__Problem details__:
Only a number is wanted: the count of lines in this listing that contain "series".

__Material__:
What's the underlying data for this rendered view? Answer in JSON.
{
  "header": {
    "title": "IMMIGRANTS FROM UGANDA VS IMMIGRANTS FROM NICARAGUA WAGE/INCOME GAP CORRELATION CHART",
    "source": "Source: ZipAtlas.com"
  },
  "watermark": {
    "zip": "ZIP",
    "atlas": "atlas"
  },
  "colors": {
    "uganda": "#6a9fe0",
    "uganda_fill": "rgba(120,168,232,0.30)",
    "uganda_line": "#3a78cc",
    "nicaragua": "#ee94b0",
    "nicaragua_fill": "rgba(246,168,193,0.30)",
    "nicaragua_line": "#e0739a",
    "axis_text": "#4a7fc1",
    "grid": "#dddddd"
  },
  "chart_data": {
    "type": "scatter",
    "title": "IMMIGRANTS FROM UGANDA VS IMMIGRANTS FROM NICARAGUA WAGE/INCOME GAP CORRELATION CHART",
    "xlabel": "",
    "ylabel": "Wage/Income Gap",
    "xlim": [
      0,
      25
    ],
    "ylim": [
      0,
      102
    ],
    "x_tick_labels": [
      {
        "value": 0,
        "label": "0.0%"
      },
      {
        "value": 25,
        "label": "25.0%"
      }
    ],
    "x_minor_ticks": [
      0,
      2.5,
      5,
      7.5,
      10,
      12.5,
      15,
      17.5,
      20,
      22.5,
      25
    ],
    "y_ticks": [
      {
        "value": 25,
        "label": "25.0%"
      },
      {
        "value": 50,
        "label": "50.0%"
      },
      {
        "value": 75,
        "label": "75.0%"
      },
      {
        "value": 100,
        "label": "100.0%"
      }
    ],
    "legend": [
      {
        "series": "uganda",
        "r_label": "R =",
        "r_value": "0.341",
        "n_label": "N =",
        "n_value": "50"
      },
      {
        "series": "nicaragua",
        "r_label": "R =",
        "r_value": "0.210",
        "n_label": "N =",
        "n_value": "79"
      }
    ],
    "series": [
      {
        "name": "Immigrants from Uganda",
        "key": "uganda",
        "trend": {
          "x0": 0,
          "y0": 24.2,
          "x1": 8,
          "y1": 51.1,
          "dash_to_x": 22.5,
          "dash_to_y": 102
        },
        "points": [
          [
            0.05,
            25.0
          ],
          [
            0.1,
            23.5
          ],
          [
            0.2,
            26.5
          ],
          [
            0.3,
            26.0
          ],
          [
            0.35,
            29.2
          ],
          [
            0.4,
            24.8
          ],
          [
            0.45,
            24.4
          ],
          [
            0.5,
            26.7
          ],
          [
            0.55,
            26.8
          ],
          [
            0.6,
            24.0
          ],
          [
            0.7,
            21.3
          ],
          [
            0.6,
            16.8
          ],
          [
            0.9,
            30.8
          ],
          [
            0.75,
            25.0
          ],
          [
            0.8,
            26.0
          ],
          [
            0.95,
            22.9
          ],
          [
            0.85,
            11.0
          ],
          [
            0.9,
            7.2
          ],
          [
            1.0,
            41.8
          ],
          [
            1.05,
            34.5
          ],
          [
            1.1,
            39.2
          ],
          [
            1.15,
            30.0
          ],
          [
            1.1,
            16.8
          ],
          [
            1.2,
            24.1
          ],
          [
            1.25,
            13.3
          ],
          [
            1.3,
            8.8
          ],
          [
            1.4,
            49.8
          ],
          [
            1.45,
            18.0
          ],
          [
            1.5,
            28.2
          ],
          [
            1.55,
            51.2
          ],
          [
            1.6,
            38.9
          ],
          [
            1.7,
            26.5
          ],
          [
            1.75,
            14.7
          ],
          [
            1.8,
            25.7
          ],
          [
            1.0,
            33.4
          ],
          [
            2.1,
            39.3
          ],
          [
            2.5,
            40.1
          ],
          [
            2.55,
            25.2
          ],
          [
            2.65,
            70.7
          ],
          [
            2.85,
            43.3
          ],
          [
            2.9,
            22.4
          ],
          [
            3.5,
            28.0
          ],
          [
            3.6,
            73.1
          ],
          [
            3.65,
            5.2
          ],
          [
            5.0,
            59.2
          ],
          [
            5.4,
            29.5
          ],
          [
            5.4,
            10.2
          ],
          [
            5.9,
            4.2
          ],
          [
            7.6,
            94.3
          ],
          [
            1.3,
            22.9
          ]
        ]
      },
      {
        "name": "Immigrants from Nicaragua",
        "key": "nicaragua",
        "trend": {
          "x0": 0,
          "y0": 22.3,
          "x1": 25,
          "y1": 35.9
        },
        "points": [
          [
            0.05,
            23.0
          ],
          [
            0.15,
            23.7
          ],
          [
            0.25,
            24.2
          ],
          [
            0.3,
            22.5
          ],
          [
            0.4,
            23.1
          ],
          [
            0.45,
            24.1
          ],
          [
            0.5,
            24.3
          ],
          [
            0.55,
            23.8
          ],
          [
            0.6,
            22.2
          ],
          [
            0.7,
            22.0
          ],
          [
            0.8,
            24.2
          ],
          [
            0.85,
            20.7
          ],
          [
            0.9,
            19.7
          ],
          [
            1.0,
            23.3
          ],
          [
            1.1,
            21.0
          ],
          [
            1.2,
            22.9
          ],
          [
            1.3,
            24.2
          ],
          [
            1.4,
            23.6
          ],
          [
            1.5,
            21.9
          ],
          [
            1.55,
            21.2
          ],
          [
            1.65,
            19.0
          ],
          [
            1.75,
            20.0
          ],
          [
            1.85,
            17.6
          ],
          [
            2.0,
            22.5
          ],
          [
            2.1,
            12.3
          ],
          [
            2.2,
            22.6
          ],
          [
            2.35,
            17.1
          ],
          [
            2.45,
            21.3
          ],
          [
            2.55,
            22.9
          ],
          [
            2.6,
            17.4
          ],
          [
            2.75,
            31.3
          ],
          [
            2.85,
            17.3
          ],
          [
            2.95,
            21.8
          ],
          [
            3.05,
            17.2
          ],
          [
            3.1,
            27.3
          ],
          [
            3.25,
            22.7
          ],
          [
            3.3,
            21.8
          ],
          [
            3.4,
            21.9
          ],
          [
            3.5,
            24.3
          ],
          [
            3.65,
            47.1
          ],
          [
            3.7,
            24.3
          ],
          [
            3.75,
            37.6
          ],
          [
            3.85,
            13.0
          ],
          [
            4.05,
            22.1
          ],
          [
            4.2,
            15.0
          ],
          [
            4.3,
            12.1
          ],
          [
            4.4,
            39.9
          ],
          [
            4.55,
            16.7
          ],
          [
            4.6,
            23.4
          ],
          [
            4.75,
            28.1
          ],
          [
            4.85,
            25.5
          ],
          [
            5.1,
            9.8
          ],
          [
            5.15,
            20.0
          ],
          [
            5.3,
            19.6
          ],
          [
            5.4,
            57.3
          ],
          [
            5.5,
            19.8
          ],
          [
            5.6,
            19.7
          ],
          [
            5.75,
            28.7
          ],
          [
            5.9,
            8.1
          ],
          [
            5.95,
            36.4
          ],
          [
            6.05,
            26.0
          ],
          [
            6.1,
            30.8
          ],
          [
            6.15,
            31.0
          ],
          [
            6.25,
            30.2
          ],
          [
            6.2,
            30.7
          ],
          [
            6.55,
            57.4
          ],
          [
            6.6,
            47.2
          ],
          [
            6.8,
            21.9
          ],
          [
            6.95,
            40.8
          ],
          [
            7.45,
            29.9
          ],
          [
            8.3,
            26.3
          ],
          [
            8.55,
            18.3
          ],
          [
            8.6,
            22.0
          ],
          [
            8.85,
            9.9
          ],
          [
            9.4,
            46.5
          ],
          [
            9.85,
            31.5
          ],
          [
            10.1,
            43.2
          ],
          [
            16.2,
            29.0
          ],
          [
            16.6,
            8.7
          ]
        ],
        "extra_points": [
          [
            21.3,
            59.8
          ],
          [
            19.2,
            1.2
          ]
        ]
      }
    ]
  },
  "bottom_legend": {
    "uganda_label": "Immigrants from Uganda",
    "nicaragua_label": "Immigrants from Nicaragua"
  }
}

__Result__:
3